Dataset listings of figures:
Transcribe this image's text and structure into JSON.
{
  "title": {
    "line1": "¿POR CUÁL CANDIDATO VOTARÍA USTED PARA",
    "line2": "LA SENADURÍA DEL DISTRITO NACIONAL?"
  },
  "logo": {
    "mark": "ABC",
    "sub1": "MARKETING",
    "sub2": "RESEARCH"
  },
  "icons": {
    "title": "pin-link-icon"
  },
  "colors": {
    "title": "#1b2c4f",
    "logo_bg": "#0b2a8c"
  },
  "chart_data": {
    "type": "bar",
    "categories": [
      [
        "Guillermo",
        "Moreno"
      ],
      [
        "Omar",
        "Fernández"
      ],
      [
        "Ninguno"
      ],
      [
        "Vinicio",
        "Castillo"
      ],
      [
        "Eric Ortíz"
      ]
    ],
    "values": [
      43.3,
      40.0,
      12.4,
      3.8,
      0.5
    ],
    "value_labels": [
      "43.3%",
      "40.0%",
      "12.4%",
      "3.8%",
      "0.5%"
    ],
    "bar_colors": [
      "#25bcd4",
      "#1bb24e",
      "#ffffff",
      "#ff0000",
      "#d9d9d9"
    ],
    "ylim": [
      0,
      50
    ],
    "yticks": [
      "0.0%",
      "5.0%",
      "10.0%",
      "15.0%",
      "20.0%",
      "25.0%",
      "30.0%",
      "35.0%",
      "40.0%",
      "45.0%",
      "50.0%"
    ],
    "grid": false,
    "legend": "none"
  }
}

Your instructions:
Determine the number of lines in the listing that hold the word "title", and supply that number and nothing further.

Solution to this task:
3